Every entry should be repeated exactly. Omit the pictures.

Recorded data:
-=-=-
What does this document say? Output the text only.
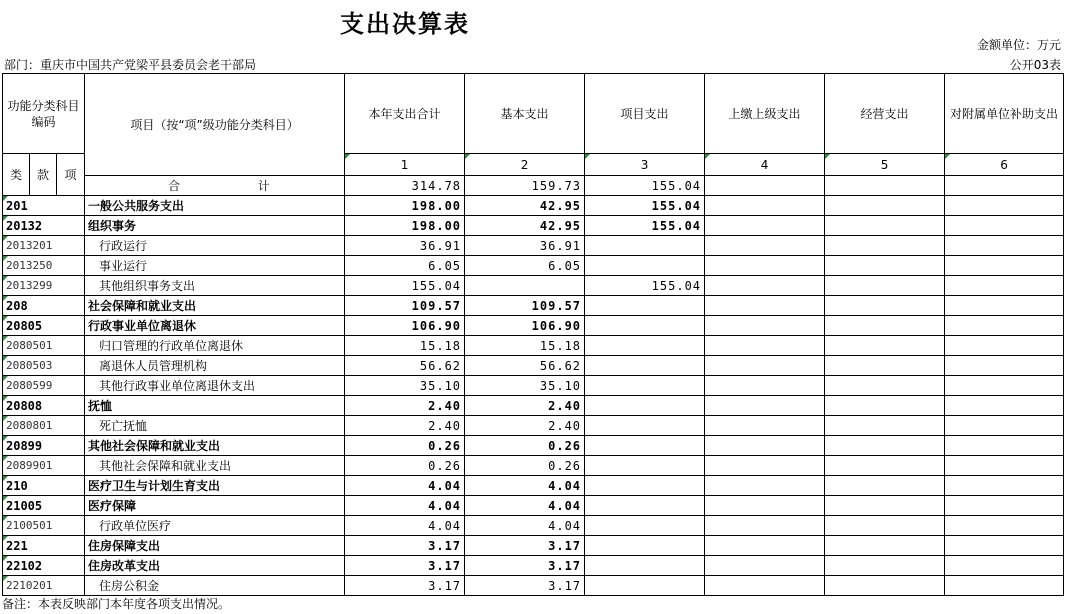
支出决算表
金额单位：万元
部门：重庆市中国共产党梁平县委员会老干部局	公开03表
功能分类科目编码			项目（按“项”级功能分类科目）	本年支出合计	基本支出	项目支出	上缴上级支出	经营支出	对附属单位补助支出
类	款	项		1	2	3	4	5	6
			合 计	314.78	159.73	155.04			
201			一般公共服务支出	198.00	42.95	155.04			
20132			组织事务	198.00	42.95	155.04			
2013201			行政运行	36.91	36.91				
2013250			事业运行	6.05	6.05				
2013299			其他组织事务支出	155.04		155.04			
208			社会保障和就业支出	109.57	109.57				
20805			行政事业单位离退休	106.90	106.90				
2080501			归口管理的行政单位离退休	15.18	15.18				
2080503			离退休人员管理机构	56.62	56.62				
2080599			其他行政事业单位离退休支出	35.10	35.10				
20808			抚恤	2.40	2.40				
2080801			死亡抚恤	2.40	2.40				
20899			其他社会保障和就业支出	0.26	0.26				
2089901			其他社会保障和就业支出	0.26	0.26				
210			医疗卫生与计划生育支出	4.04	4.04				
21005			医疗保障	4.04	4.04				
2100501			行政单位医疗	4.04	4.04				
221			住房保障支出	3.17	3.17				
22102			住房改革支出	3.17	3.17				
2210201			住房公积金	3.17	3.17				
备注：本表反映部门本年度各项支出情况。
-=-=-
- [Task answer]:
What does this document say? Output the text only.
支出决算表
金额单位：万元
部门：重庆市中国共产党梁平县委员会老干部局	公开03表
功能分类科目编码			项目（按“项”级功能分类科目）	本年支出合计	基本支出	项目支出	上缴上级支出	经营支出	对附属单位补助支出
类	款	项		1	2	3	4	5	6
			合 计	314.78	159.73	155.04			
201			一般公共服务支出	198.00	42.95	155.04			
20132			组织事务	198.00	42.95	155.04			
2013201			行政运行	36.91	36.91				
2013250			事业运行	6.05	6.05				
2013299			其他组织事务支出	155.04		155.04			
208			社会保障和就业支出	109.57	109.57				
20805			行政事业单位离退休	106.90	106.90				
2080501			归口管理的行政单位离退休	15.18	15.18				
2080503			离退休人员管理机构	56.62	56.62				
2080599			其他行政事业单位离退休支出	35.10	35.10				
20808			抚恤	2.40	2.40				
2080801			死亡抚恤	2.40	2.40				
20899			其他社会保障和就业支出	0.26	0.26				
2089901			其他社会保障和就业支出	0.26	0.26				
210			医疗卫生与计划生育支出	4.04	4.04				
21005			医疗保障	4.04	4.04				
2100501			行政单位医疗	4.04	4.04				
221			住房保障支出	3.17	3.17				
22102			住房改革支出	3.17	3.17				
2210201			住房公积金	3.17	3.17				
备注：本表反映部门本年度各项支出情况。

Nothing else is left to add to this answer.